--- BEGIN Data provided ---
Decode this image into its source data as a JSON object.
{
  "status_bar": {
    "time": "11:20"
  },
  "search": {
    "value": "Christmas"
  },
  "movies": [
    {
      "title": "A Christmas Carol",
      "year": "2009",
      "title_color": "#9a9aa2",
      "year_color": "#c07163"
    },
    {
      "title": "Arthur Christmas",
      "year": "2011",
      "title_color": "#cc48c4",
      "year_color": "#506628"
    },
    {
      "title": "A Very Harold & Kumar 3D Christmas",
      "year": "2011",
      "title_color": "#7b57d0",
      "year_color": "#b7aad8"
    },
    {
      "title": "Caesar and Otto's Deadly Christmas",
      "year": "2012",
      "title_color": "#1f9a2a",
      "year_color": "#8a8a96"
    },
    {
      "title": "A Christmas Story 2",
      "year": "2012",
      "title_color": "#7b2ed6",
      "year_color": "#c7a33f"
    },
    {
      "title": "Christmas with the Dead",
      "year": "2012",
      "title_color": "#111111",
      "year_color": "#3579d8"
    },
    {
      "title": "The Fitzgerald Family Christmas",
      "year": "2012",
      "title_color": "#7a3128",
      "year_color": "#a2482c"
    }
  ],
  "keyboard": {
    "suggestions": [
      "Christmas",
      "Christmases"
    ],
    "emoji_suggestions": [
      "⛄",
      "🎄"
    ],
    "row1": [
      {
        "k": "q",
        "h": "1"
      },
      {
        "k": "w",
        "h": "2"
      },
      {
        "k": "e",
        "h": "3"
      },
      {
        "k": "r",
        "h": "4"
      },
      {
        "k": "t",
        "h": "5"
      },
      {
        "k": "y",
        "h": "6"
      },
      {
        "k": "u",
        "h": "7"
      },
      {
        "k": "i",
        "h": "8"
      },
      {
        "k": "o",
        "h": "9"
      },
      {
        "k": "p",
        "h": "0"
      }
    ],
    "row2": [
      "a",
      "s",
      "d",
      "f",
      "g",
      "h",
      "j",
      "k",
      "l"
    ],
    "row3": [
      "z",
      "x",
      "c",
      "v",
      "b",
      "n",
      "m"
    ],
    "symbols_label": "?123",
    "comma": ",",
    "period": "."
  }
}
--- END Data provided ---
* Goal of the exercise *
Output the entries exactly.

* Exercise answer *
Decode this image into its source data as a JSON object.
{
  "status_bar": {
    "time": "11:20"
  },
  "search": {
    "value": "Christmas"
  },
  "movies": [
    {
      "title": "A Christmas Carol",
      "year": "2009",
      "title_color": "#9a9aa2",
      "year_color": "#c07163"
    },
    {
      "title": "Arthur Christmas",
      "year": "2011",
      "title_color": "#cc48c4",
      "year_color": "#506628"
    },
    {
      "title": "A Very Harold & Kumar 3D Christmas",
      "year": "2011",
      "title_color": "#7b57d0",
      "year_color": "#b7aad8"
    },
    {
      "title": "Caesar and Otto's Deadly Christmas",
      "year": "2012",
      "title_color": "#1f9a2a",
      "year_color": "#8a8a96"
    },
    {
      "title": "A Christmas Story 2",
      "year": "2012",
      "title_color": "#7b2ed6",
      "year_color": "#c7a33f"
    },
    {
      "title": "Christmas with the Dead",
      "year": "2012",
      "title_color": "#111111",
      "year_color": "#3579d8"
    },
    {
      "title": "The Fitzgerald Family Christmas",
      "year": "2012",
      "title_color": "#7a3128",
      "year_color": "#a2482c"
    }
  ],
  "keyboard": {
    "suggestions": [
      "Christmas",
      "Christmases"
    ],
    "emoji_suggestions": [
      "⛄",
      "🎄"
    ],
    "row1": [
      {
        "k": "q",
        "h": "1"
      },
      {
        "k": "w",
        "h": "2"
      },
      {
        "k": "e",
        "h": "3"
      },
      {
        "k": "r",
        "h": "4"
      },
      {
        "k": "t",
        "h": "5"
      },
      {
        "k": "y",
        "h": "6"
      },
      {
        "k": "u",
        "h": "7"
      },
      {
        "k": "i",
        "h": "8"
      },
      {
        "k": "o",
        "h": "9"
      },
      {
        "k": "p",
        "h": "0"
      }
    ],
    "row2": [
      "a",
      "s",
      "d",
      "f",
      "g",
      "h",
      "j",
      "k",
      "l"
    ],
    "row3": [
      "z",
      "x",
      "c",
      "v",
      "b",
      "n",
      "m"
    ],
    "symbols_label": "?123",
    "comma": ",",
    "period": "."
  }
}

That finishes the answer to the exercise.